Your goal: Wherever the string "wily" occurs in a line of these records, report that line.

## START Data entries

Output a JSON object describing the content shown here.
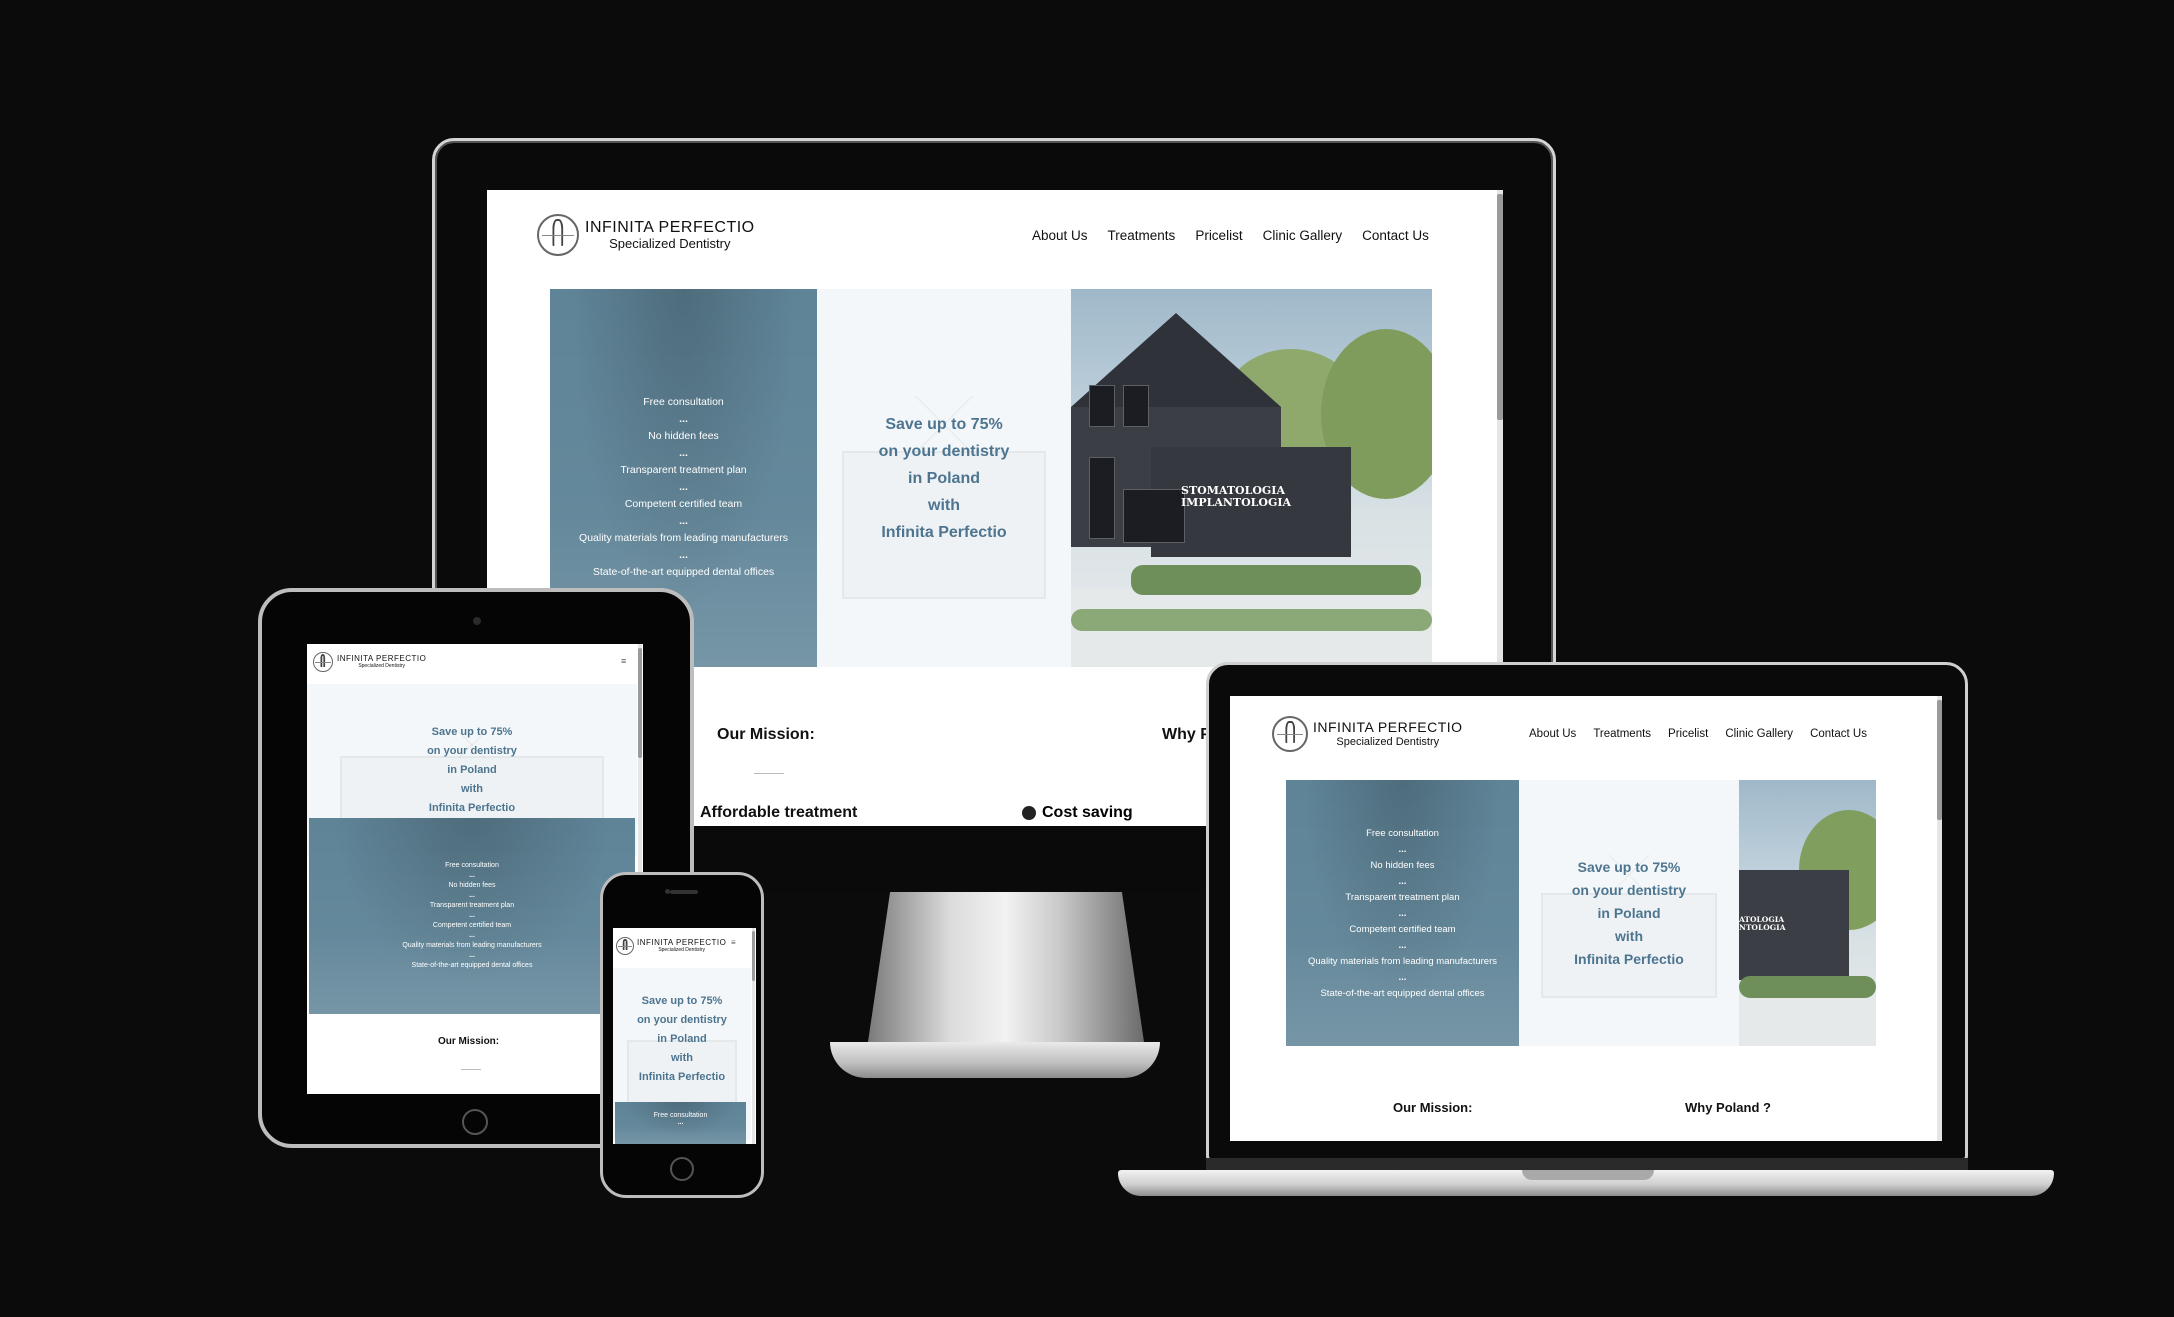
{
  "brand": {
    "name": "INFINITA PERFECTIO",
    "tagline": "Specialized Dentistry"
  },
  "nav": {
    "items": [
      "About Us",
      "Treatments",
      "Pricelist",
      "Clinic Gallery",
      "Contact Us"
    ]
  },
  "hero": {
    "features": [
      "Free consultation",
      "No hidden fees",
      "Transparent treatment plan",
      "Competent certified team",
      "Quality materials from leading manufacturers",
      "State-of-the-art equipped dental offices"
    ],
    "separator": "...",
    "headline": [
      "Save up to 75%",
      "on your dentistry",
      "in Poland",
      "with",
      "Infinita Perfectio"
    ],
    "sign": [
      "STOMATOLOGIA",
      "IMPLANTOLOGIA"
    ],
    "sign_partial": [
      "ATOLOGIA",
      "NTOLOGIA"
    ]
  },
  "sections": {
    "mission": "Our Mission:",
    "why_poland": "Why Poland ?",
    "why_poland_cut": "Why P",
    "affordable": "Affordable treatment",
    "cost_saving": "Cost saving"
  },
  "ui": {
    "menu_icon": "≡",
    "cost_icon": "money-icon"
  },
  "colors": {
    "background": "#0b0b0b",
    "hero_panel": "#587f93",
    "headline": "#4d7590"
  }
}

## END Data entries
## START Data entries

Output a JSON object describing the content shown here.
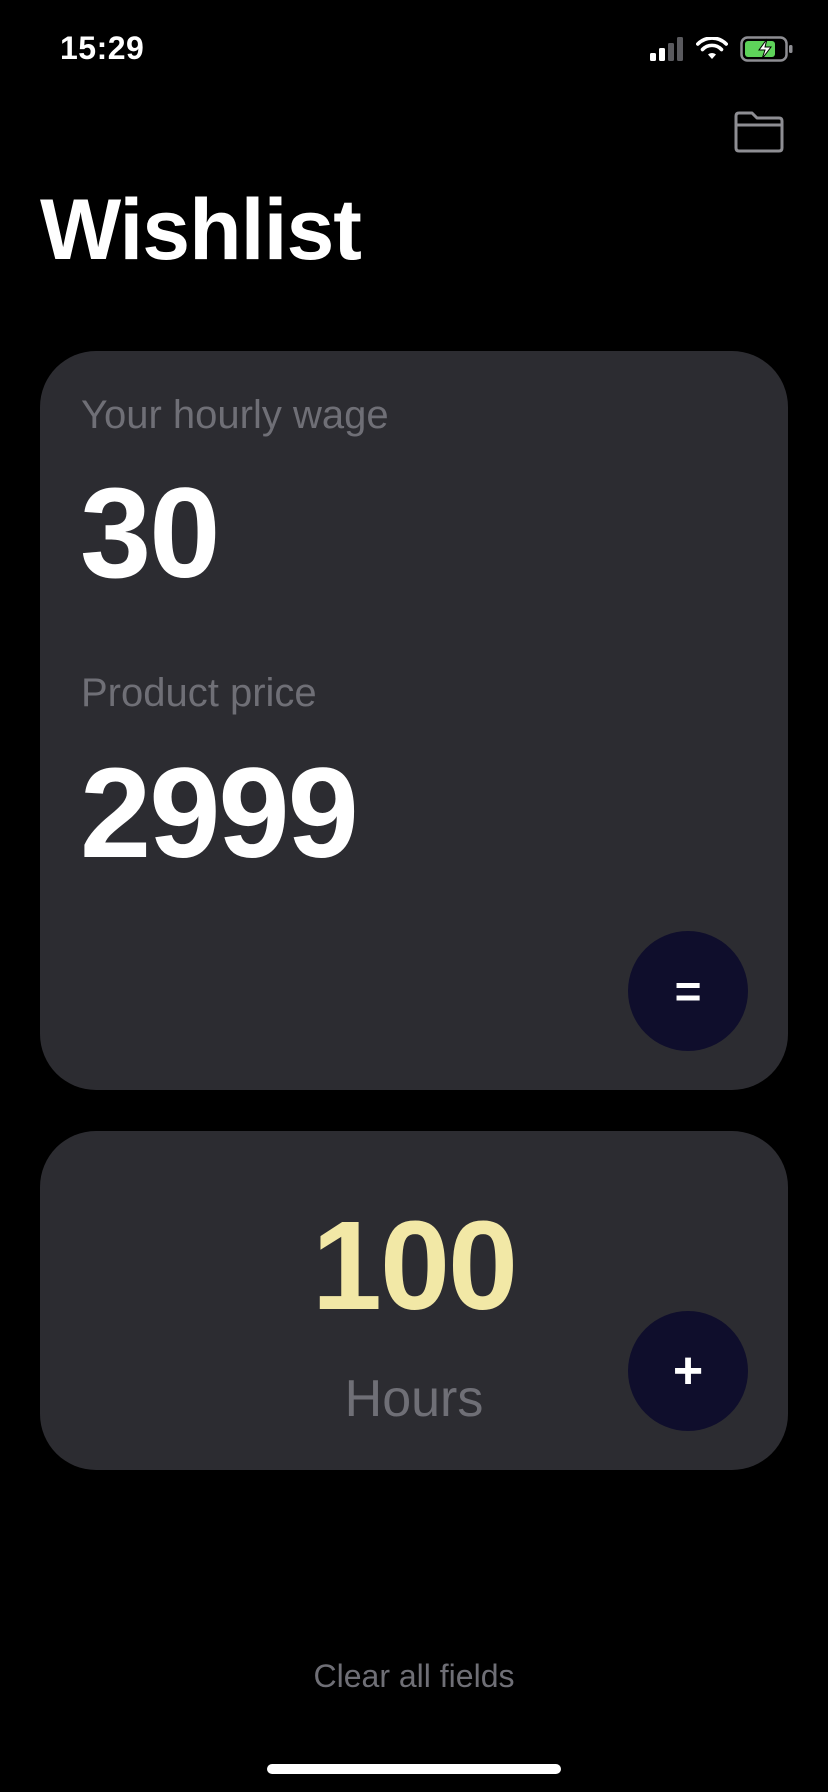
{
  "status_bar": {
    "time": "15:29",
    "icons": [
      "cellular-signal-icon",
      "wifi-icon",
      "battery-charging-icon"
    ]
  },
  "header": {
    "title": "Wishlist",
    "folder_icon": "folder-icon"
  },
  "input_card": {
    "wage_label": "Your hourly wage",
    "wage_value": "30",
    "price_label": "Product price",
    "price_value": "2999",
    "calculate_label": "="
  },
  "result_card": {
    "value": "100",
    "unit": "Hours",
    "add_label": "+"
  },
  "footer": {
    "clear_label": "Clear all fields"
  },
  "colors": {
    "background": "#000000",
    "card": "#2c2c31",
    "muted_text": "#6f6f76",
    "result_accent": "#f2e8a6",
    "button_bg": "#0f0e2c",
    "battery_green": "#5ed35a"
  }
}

## END Data entries
## START Data entries

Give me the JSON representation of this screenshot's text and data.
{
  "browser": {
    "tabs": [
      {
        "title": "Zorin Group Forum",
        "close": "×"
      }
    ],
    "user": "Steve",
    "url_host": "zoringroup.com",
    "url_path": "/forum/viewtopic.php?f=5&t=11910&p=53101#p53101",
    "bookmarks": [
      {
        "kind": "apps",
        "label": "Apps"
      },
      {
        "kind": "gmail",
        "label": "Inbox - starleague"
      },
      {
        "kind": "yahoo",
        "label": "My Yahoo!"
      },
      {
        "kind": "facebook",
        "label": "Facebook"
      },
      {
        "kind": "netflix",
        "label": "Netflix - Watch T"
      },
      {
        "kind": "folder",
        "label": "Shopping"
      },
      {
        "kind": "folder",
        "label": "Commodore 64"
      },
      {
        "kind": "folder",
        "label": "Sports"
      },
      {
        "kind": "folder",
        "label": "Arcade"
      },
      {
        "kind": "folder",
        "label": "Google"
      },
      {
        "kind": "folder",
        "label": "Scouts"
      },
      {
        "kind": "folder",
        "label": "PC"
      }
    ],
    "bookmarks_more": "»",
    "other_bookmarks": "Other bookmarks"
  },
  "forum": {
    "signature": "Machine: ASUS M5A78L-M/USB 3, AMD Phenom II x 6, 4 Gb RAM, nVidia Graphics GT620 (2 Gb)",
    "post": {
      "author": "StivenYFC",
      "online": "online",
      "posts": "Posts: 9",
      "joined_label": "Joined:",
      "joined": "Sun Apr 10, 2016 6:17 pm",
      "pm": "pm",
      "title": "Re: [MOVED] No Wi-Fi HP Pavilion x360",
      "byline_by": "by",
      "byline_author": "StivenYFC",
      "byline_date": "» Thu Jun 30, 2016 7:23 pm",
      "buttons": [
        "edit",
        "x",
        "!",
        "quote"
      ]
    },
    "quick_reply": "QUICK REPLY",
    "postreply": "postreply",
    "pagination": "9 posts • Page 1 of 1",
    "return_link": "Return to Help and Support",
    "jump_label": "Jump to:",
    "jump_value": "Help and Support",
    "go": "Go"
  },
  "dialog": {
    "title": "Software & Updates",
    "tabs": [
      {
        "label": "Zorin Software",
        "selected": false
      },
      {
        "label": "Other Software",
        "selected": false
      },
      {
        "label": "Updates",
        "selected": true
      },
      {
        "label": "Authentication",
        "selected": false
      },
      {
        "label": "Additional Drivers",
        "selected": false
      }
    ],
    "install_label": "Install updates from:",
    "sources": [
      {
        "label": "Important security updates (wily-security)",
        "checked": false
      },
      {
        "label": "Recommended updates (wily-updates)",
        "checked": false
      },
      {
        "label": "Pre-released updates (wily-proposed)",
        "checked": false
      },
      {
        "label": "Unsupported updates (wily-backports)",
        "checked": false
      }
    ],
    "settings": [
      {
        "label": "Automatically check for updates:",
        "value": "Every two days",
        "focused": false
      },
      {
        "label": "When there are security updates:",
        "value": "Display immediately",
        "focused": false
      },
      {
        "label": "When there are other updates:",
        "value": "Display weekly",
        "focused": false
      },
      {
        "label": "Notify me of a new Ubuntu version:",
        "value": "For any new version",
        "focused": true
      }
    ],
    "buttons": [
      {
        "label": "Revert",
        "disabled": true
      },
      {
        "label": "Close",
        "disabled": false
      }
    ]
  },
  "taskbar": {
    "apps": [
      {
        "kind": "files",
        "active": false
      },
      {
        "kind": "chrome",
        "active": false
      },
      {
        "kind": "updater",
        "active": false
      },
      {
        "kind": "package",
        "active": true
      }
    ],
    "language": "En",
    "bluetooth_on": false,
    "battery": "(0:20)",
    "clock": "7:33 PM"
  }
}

## END Data entries

Result:
        "label": "Important security updates (wily-security)",
        "label": "Recommended updates (wily-updates)",
        "label": "Pre-released updates (wily-proposed)",
        "label": "Unsupported updates (wily-backports)",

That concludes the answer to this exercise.